## Your task
Copy the records below exactly, leaving out any pictures.

[Figure data in JSON]
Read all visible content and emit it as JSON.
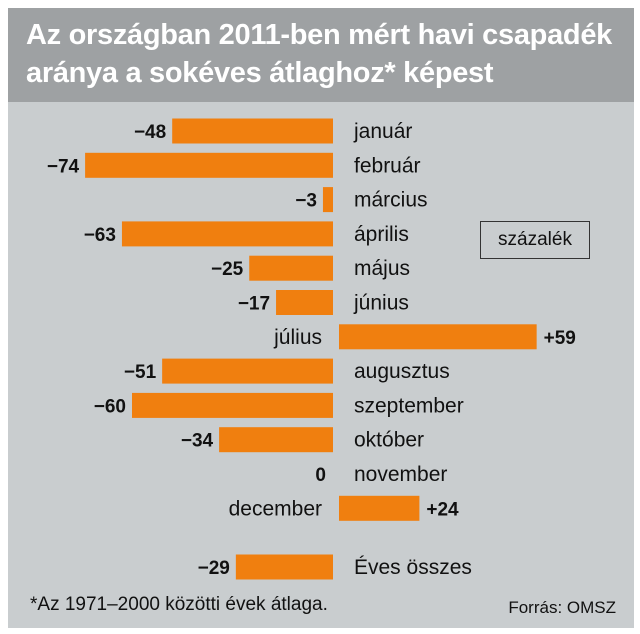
{
  "chart_data": {
    "type": "bar",
    "orientation": "horizontal",
    "title": [
      "Az országban 2011-ben mért havi csapadék",
      "aránya a sokéves átlaghoz* képest"
    ],
    "unit": "százalék",
    "categories": [
      "január",
      "február",
      "március",
      "április",
      "május",
      "június",
      "július",
      "augusztus",
      "szeptember",
      "október",
      "november",
      "december"
    ],
    "values": [
      -48,
      -74,
      -3,
      -63,
      -25,
      -17,
      59,
      -51,
      -60,
      -34,
      0,
      24
    ],
    "value_labels": [
      "−48",
      "−74",
      "−3",
      "−63",
      "−25",
      "−17",
      "+59",
      "−51",
      "−60",
      "−34",
      "0",
      "+24"
    ],
    "total": {
      "label": "Éves összes",
      "value": -29,
      "value_label": "−29"
    },
    "colors": {
      "bar": "#f07f0f",
      "background": "#c9cdcf",
      "header": "#9ea1a3"
    }
  },
  "footnote": "*Az 1971–2000 közötti évek átlaga.",
  "source": "Forrás: OMSZ"
}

## Reply
Read all visible content and emit it as JSON.
{
  "chart_data": {
    "type": "bar",
    "orientation": "horizontal",
    "title": [
      "Az országban 2011-ben mért havi csapadék",
      "aránya a sokéves átlaghoz* képest"
    ],
    "unit": "százalék",
    "categories": [
      "január",
      "február",
      "március",
      "április",
      "május",
      "június",
      "július",
      "augusztus",
      "szeptember",
      "október",
      "november",
      "december"
    ],
    "values": [
      -48,
      -74,
      -3,
      -63,
      -25,
      -17,
      59,
      -51,
      -60,
      -34,
      0,
      24
    ],
    "value_labels": [
      "−48",
      "−74",
      "−3",
      "−63",
      "−25",
      "−17",
      "+59",
      "−51",
      "−60",
      "−34",
      "0",
      "+24"
    ],
    "total": {
      "label": "Éves összes",
      "value": -29,
      "value_label": "−29"
    },
    "colors": {
      "bar": "#f07f0f",
      "background": "#c9cdcf",
      "header": "#9ea1a3"
    }
  },
  "footnote": "*Az 1971–2000 közötti évek átlaga.",
  "source": "Forrás: OMSZ"
}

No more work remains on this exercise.